▶ _Written task_
Collect all lines below with the string "AppData".

Material provided start

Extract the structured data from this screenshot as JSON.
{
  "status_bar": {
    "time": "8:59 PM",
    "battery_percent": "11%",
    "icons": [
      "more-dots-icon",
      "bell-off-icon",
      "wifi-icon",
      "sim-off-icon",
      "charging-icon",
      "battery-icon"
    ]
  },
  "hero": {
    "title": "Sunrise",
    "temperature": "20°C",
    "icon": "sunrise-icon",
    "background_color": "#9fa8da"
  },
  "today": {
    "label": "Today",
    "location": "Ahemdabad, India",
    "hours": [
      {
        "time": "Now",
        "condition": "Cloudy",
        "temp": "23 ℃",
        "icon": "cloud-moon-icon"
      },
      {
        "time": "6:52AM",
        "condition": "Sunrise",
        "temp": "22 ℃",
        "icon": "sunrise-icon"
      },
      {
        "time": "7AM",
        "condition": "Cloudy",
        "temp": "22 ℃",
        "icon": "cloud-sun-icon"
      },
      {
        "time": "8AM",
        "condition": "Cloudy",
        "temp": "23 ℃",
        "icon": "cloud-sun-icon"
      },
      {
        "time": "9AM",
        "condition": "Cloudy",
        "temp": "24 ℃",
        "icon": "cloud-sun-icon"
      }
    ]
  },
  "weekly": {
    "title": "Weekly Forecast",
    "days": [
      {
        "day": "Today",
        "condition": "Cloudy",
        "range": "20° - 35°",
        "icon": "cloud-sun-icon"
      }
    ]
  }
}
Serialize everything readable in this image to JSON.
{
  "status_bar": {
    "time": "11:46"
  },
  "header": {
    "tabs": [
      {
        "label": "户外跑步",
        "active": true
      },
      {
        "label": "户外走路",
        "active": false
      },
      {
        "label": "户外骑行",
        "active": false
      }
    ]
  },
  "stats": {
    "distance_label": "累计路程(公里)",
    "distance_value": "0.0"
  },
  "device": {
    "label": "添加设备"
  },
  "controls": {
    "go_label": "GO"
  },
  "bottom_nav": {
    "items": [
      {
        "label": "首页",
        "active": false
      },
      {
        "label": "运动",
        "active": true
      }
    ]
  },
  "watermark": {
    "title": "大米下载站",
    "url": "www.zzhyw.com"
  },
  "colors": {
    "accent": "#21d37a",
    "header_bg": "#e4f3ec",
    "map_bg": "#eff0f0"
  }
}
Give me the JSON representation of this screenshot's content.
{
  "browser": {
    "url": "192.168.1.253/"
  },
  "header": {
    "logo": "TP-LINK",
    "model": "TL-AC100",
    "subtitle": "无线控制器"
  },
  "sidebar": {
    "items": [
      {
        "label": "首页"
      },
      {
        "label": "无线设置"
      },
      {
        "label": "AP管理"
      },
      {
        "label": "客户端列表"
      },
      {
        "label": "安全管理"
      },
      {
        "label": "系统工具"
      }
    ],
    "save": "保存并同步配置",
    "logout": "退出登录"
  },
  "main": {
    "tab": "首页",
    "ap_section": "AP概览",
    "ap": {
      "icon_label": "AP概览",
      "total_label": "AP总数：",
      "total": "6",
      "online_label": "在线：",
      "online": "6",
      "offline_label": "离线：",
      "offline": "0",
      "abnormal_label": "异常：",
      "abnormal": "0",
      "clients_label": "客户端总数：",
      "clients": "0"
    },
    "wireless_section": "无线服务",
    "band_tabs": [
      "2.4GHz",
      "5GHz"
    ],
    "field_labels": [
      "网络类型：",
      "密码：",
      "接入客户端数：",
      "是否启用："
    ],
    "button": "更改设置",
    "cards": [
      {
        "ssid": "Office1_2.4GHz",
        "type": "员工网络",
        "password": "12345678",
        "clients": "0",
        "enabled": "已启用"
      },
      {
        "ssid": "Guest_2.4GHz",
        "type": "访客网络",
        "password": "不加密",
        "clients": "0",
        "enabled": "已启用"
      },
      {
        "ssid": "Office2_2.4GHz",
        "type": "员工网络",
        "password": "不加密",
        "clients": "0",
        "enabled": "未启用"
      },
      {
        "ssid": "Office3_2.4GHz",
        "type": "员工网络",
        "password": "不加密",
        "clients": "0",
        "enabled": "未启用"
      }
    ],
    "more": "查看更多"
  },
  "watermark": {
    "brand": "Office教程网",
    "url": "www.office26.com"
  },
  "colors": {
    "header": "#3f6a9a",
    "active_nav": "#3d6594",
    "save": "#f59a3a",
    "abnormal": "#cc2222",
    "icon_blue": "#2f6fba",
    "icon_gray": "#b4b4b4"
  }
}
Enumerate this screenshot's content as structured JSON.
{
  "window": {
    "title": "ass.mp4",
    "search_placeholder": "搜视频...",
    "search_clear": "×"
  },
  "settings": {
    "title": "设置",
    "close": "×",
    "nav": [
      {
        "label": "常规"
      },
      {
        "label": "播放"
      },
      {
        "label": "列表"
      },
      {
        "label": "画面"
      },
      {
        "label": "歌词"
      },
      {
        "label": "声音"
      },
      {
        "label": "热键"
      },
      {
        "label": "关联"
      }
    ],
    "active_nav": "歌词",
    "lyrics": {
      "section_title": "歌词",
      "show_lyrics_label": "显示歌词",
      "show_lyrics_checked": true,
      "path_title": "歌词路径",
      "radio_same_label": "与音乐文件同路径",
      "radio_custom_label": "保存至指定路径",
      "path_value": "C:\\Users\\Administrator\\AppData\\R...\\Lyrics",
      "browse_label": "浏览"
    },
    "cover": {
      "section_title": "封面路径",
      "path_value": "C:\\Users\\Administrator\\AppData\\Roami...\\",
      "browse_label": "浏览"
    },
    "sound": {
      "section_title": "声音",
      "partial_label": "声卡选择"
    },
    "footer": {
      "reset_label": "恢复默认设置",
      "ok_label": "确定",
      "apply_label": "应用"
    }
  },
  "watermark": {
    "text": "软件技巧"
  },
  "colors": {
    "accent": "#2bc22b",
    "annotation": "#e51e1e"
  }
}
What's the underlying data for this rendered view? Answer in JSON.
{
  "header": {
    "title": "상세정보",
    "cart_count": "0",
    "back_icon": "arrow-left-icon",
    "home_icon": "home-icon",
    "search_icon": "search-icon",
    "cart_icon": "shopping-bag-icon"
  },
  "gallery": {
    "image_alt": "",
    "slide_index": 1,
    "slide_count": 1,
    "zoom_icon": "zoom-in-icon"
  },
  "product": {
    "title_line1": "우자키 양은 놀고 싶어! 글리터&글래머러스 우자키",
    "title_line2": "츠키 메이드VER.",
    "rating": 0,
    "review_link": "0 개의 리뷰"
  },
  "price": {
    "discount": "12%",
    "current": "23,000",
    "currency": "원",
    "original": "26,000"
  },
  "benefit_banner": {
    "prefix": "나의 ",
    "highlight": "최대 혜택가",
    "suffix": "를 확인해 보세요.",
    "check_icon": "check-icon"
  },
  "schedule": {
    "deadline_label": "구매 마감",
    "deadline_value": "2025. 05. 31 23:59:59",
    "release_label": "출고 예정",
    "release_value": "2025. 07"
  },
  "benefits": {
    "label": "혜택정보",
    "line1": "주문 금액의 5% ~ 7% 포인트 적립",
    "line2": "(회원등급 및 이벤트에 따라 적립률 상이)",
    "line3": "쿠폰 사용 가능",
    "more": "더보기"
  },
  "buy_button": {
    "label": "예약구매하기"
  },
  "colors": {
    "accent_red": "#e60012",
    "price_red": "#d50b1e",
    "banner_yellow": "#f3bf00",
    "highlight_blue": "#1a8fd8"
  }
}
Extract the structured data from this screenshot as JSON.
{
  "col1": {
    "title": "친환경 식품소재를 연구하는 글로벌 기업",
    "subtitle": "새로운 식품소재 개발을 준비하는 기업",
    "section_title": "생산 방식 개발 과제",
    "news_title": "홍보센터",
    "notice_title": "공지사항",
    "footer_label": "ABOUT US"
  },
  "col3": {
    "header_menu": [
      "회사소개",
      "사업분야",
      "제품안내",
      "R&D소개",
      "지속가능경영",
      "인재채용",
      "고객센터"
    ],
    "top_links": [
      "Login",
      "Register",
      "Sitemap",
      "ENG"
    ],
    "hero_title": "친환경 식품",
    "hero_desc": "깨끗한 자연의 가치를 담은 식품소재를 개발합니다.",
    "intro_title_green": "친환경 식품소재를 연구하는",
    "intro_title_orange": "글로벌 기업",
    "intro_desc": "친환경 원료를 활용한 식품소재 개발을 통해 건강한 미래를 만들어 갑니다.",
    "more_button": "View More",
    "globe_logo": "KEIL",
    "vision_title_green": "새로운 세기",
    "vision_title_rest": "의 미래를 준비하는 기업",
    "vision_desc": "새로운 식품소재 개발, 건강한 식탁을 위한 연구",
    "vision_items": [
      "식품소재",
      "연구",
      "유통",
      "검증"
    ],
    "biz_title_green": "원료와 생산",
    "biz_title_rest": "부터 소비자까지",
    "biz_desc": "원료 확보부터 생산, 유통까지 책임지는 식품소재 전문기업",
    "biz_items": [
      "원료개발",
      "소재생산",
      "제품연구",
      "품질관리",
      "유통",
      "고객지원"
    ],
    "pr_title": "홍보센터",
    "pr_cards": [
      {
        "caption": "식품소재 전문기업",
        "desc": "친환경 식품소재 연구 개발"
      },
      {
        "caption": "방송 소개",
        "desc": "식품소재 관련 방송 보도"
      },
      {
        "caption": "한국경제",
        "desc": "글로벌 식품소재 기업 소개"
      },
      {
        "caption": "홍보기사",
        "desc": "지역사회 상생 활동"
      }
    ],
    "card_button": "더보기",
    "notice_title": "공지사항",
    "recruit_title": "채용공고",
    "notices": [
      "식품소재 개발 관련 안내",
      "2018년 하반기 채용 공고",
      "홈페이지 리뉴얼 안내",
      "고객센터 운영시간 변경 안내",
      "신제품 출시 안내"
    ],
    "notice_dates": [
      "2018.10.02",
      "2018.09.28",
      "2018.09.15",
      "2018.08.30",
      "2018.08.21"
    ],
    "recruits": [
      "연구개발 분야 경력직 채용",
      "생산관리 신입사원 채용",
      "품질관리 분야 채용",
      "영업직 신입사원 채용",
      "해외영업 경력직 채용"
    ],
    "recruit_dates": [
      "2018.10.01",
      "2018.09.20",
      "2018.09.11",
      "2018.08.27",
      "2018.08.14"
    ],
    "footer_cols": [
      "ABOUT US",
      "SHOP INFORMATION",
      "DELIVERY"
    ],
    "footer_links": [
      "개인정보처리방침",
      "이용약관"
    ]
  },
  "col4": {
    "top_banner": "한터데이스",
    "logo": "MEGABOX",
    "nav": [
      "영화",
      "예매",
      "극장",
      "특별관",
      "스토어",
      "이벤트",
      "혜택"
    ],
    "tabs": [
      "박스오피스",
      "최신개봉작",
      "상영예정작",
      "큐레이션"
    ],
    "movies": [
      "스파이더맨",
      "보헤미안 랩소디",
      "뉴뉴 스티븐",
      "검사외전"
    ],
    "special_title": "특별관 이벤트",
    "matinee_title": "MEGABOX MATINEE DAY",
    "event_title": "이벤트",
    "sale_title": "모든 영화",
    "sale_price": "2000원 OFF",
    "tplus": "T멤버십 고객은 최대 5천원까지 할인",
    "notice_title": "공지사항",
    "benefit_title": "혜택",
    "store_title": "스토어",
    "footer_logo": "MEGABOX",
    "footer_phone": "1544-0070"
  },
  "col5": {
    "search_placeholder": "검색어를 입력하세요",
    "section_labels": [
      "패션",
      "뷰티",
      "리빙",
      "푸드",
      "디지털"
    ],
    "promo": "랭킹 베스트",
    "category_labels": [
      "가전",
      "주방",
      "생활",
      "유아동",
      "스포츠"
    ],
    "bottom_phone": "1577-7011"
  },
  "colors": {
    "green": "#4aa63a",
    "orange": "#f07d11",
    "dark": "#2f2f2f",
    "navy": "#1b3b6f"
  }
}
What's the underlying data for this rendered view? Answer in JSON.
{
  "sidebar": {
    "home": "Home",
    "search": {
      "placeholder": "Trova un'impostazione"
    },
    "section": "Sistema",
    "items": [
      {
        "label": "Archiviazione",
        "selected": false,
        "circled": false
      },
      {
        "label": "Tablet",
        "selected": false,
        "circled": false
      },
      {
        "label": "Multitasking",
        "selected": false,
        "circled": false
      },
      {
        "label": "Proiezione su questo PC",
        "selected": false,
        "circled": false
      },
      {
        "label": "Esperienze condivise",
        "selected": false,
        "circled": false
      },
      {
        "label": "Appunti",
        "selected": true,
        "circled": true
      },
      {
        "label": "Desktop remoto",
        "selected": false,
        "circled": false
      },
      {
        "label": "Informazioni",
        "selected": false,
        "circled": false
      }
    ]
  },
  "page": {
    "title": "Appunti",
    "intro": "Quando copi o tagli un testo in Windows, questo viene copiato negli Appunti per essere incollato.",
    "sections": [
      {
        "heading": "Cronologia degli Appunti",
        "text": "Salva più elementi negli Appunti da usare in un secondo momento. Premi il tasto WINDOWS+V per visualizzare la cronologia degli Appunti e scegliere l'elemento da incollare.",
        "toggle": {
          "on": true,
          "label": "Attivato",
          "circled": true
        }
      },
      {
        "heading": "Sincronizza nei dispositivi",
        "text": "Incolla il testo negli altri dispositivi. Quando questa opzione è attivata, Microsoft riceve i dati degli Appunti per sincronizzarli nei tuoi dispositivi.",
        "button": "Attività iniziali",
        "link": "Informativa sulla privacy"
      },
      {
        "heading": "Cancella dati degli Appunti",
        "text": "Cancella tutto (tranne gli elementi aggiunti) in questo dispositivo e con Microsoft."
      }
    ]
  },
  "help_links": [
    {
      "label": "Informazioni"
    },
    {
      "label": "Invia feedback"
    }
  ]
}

Material provided end

▶ _Result of the task_
      "path_value": "C:\\Users\\Administrator\\AppData\\R...\\Lyrics",
      "path_value": "C:\\Users\\Administrator\\AppData\\Roami...\\",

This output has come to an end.